## The request:
Give an exact copy of every line, leaving images out.

## Available data:
● ● ● ● ● ● ●

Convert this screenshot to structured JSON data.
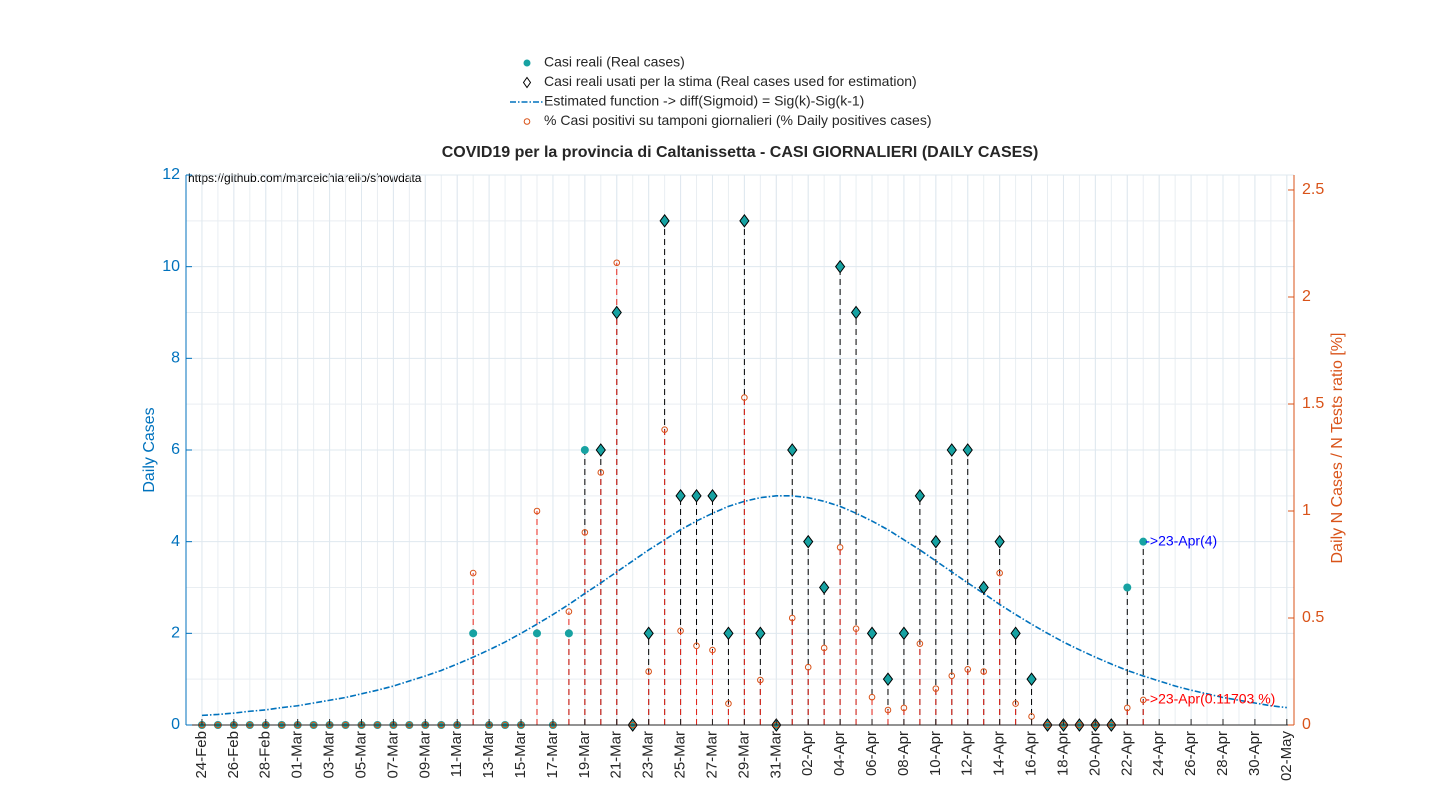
{
  "chart_data": {
    "type": "stem",
    "title": "COVID19 per la provincia di Caltanissetta - CASI GIORNALIERI (DAILY CASES)",
    "source": "https://github.com/marcelchiarello/showdata",
    "ylabel": "Daily Cases",
    "y2label": "Daily N Cases / N Tests ratio [%]",
    "categories": [
      "24-Feb",
      null,
      "26-Feb",
      null,
      "28-Feb",
      null,
      "01-Mar",
      null,
      "03-Mar",
      null,
      "05-Mar",
      null,
      "07-Mar",
      null,
      "09-Mar",
      null,
      "11-Mar",
      null,
      "13-Mar",
      null,
      "15-Mar",
      null,
      "17-Mar",
      null,
      "19-Mar",
      null,
      "21-Mar",
      null,
      "23-Mar",
      null,
      "25-Mar",
      null,
      "27-Mar",
      null,
      "29-Mar",
      null,
      "31-Mar",
      null,
      "02-Apr",
      null,
      "04-Apr",
      null,
      "06-Apr",
      null,
      "08-Apr",
      null,
      "10-Apr",
      null,
      "12-Apr",
      null,
      "14-Apr",
      null,
      "16-Apr",
      null,
      "18-Apr",
      null,
      "20-Apr",
      null,
      "22-Apr",
      null,
      "24-Apr",
      null,
      "26-Apr",
      null,
      "28-Apr",
      null,
      "30-Apr",
      null,
      "02-May"
    ],
    "series": [
      {
        "name": "Casi reali (Real cases)",
        "color": "#17a2a2",
        "marker": "circle",
        "values": [
          0,
          0,
          0,
          0,
          0,
          0,
          0,
          0,
          0,
          0,
          0,
          0,
          0,
          0,
          0,
          0,
          0,
          2,
          0,
          0,
          0,
          2,
          0,
          2,
          6,
          6,
          9,
          0,
          2,
          11,
          5,
          5,
          5,
          2,
          11,
          2,
          0,
          6,
          4,
          3,
          10,
          9,
          2,
          1,
          2,
          5,
          4,
          6,
          6,
          3,
          4,
          2,
          1,
          0,
          0,
          0,
          0,
          0,
          3,
          4,
          null,
          null,
          null,
          null,
          null,
          null,
          null,
          null,
          null
        ]
      },
      {
        "name": "Casi reali usati per la stima (Real cases used for estimation)",
        "color": "#000000",
        "marker": "diamond",
        "values": [
          null,
          null,
          null,
          null,
          null,
          null,
          null,
          null,
          null,
          null,
          null,
          null,
          null,
          null,
          null,
          null,
          null,
          null,
          null,
          null,
          null,
          null,
          null,
          null,
          null,
          6,
          9,
          0,
          2,
          11,
          5,
          5,
          5,
          2,
          11,
          2,
          0,
          6,
          4,
          3,
          10,
          9,
          2,
          1,
          2,
          5,
          4,
          6,
          6,
          3,
          4,
          2,
          1,
          0,
          0,
          0,
          0,
          0,
          null,
          null,
          null,
          null,
          null,
          null,
          null,
          null,
          null,
          null,
          null
        ]
      },
      {
        "name": "Estimated function -> diff(Sigmoid) = Sig(k)-Sig(k-1)",
        "color": "#0072bd",
        "marker": "line",
        "values": [
          0.21,
          0.23,
          0.26,
          0.3,
          0.33,
          0.38,
          0.42,
          0.48,
          0.54,
          0.6,
          0.68,
          0.76,
          0.85,
          0.96,
          1.07,
          1.19,
          1.33,
          1.48,
          1.64,
          1.81,
          2.0,
          2.2,
          2.41,
          2.63,
          2.87,
          3.1,
          3.34,
          3.58,
          3.82,
          4.04,
          4.26,
          4.45,
          4.62,
          4.77,
          4.88,
          4.96,
          5.0,
          5.0,
          4.96,
          4.88,
          4.77,
          4.62,
          4.45,
          4.26,
          4.04,
          3.82,
          3.58,
          3.34,
          3.1,
          2.87,
          2.63,
          2.41,
          2.2,
          2.0,
          1.81,
          1.64,
          1.48,
          1.33,
          1.19,
          1.07,
          0.96,
          0.85,
          0.76,
          0.68,
          0.6,
          0.54,
          0.48,
          0.42,
          0.38
        ]
      },
      {
        "name": "% Casi positivi su tamponi giornalieri (% Daily positives cases)",
        "color": "#d95319",
        "marker": "open-circle",
        "axis": "y2",
        "values": [
          0,
          0,
          0,
          0,
          0,
          0,
          0,
          0,
          0,
          0,
          0,
          0,
          0,
          0,
          0,
          0,
          0,
          0.71,
          0,
          0,
          0,
          1.0,
          0,
          0.53,
          0.9,
          1.18,
          2.16,
          0,
          0.25,
          1.38,
          0.44,
          0.37,
          0.35,
          0.1,
          1.53,
          0.21,
          0,
          0.5,
          0.27,
          0.36,
          0.83,
          0.45,
          0.13,
          0.07,
          0.08,
          0.38,
          0.17,
          0.23,
          0.26,
          0.25,
          0.71,
          0.1,
          0.04,
          0,
          0,
          0,
          0,
          0,
          0.08,
          0.11703,
          null,
          null,
          null,
          null,
          null,
          null,
          null,
          null,
          null
        ]
      }
    ],
    "annotations": [
      {
        "text": "->23-Apr(4)",
        "color": "#0000ff",
        "x": 59,
        "y": 4
      },
      {
        "text": "->23-Apr(0.11703 %)",
        "color": "#ff0000",
        "x": 59,
        "y2": 0.11703
      }
    ],
    "ylim": [
      0,
      12
    ],
    "yticks": [
      0,
      2,
      4,
      6,
      8,
      10,
      12
    ],
    "y2lim": [
      0,
      2.57
    ],
    "y2ticks": [
      0,
      0.5,
      1,
      1.5,
      2,
      2.5
    ],
    "grid": true,
    "left_axis_color": "#0072bd",
    "right_axis_color": "#d95319"
  }
}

● ● ● ● ● ● ●

## Solution below:
Convert this screenshot to structured JSON data.
{
  "chart_data": {
    "type": "stem",
    "title": "COVID19 per la provincia di Caltanissetta - CASI GIORNALIERI (DAILY CASES)",
    "source": "https://github.com/marcelchiarello/showdata",
    "ylabel": "Daily Cases",
    "y2label": "Daily N Cases / N Tests ratio [%]",
    "categories": [
      "24-Feb",
      null,
      "26-Feb",
      null,
      "28-Feb",
      null,
      "01-Mar",
      null,
      "03-Mar",
      null,
      "05-Mar",
      null,
      "07-Mar",
      null,
      "09-Mar",
      null,
      "11-Mar",
      null,
      "13-Mar",
      null,
      "15-Mar",
      null,
      "17-Mar",
      null,
      "19-Mar",
      null,
      "21-Mar",
      null,
      "23-Mar",
      null,
      "25-Mar",
      null,
      "27-Mar",
      null,
      "29-Mar",
      null,
      "31-Mar",
      null,
      "02-Apr",
      null,
      "04-Apr",
      null,
      "06-Apr",
      null,
      "08-Apr",
      null,
      "10-Apr",
      null,
      "12-Apr",
      null,
      "14-Apr",
      null,
      "16-Apr",
      null,
      "18-Apr",
      null,
      "20-Apr",
      null,
      "22-Apr",
      null,
      "24-Apr",
      null,
      "26-Apr",
      null,
      "28-Apr",
      null,
      "30-Apr",
      null,
      "02-May"
    ],
    "series": [
      {
        "name": "Casi reali (Real cases)",
        "color": "#17a2a2",
        "marker": "circle",
        "values": [
          0,
          0,
          0,
          0,
          0,
          0,
          0,
          0,
          0,
          0,
          0,
          0,
          0,
          0,
          0,
          0,
          0,
          2,
          0,
          0,
          0,
          2,
          0,
          2,
          6,
          6,
          9,
          0,
          2,
          11,
          5,
          5,
          5,
          2,
          11,
          2,
          0,
          6,
          4,
          3,
          10,
          9,
          2,
          1,
          2,
          5,
          4,
          6,
          6,
          3,
          4,
          2,
          1,
          0,
          0,
          0,
          0,
          0,
          3,
          4,
          null,
          null,
          null,
          null,
          null,
          null,
          null,
          null,
          null
        ]
      },
      {
        "name": "Casi reali usati per la stima (Real cases used for estimation)",
        "color": "#000000",
        "marker": "diamond",
        "values": [
          null,
          null,
          null,
          null,
          null,
          null,
          null,
          null,
          null,
          null,
          null,
          null,
          null,
          null,
          null,
          null,
          null,
          null,
          null,
          null,
          null,
          null,
          null,
          null,
          null,
          6,
          9,
          0,
          2,
          11,
          5,
          5,
          5,
          2,
          11,
          2,
          0,
          6,
          4,
          3,
          10,
          9,
          2,
          1,
          2,
          5,
          4,
          6,
          6,
          3,
          4,
          2,
          1,
          0,
          0,
          0,
          0,
          0,
          null,
          null,
          null,
          null,
          null,
          null,
          null,
          null,
          null,
          null,
          null
        ]
      },
      {
        "name": "Estimated function -> diff(Sigmoid) = Sig(k)-Sig(k-1)",
        "color": "#0072bd",
        "marker": "line",
        "values": [
          0.21,
          0.23,
          0.26,
          0.3,
          0.33,
          0.38,
          0.42,
          0.48,
          0.54,
          0.6,
          0.68,
          0.76,
          0.85,
          0.96,
          1.07,
          1.19,
          1.33,
          1.48,
          1.64,
          1.81,
          2.0,
          2.2,
          2.41,
          2.63,
          2.87,
          3.1,
          3.34,
          3.58,
          3.82,
          4.04,
          4.26,
          4.45,
          4.62,
          4.77,
          4.88,
          4.96,
          5.0,
          5.0,
          4.96,
          4.88,
          4.77,
          4.62,
          4.45,
          4.26,
          4.04,
          3.82,
          3.58,
          3.34,
          3.1,
          2.87,
          2.63,
          2.41,
          2.2,
          2.0,
          1.81,
          1.64,
          1.48,
          1.33,
          1.19,
          1.07,
          0.96,
          0.85,
          0.76,
          0.68,
          0.6,
          0.54,
          0.48,
          0.42,
          0.38
        ]
      },
      {
        "name": "% Casi positivi su tamponi giornalieri (% Daily positives cases)",
        "color": "#d95319",
        "marker": "open-circle",
        "axis": "y2",
        "values": [
          0,
          0,
          0,
          0,
          0,
          0,
          0,
          0,
          0,
          0,
          0,
          0,
          0,
          0,
          0,
          0,
          0,
          0.71,
          0,
          0,
          0,
          1.0,
          0,
          0.53,
          0.9,
          1.18,
          2.16,
          0,
          0.25,
          1.38,
          0.44,
          0.37,
          0.35,
          0.1,
          1.53,
          0.21,
          0,
          0.5,
          0.27,
          0.36,
          0.83,
          0.45,
          0.13,
          0.07,
          0.08,
          0.38,
          0.17,
          0.23,
          0.26,
          0.25,
          0.71,
          0.1,
          0.04,
          0,
          0,
          0,
          0,
          0,
          0.08,
          0.11703,
          null,
          null,
          null,
          null,
          null,
          null,
          null,
          null,
          null
        ]
      }
    ],
    "annotations": [
      {
        "text": "->23-Apr(4)",
        "color": "#0000ff",
        "x": 59,
        "y": 4
      },
      {
        "text": "->23-Apr(0.11703 %)",
        "color": "#ff0000",
        "x": 59,
        "y2": 0.11703
      }
    ],
    "ylim": [
      0,
      12
    ],
    "yticks": [
      0,
      2,
      4,
      6,
      8,
      10,
      12
    ],
    "y2lim": [
      0,
      2.57
    ],
    "y2ticks": [
      0,
      0.5,
      1,
      1.5,
      2,
      2.5
    ],
    "grid": true,
    "left_axis_color": "#0072bd",
    "right_axis_color": "#d95319"
  }
}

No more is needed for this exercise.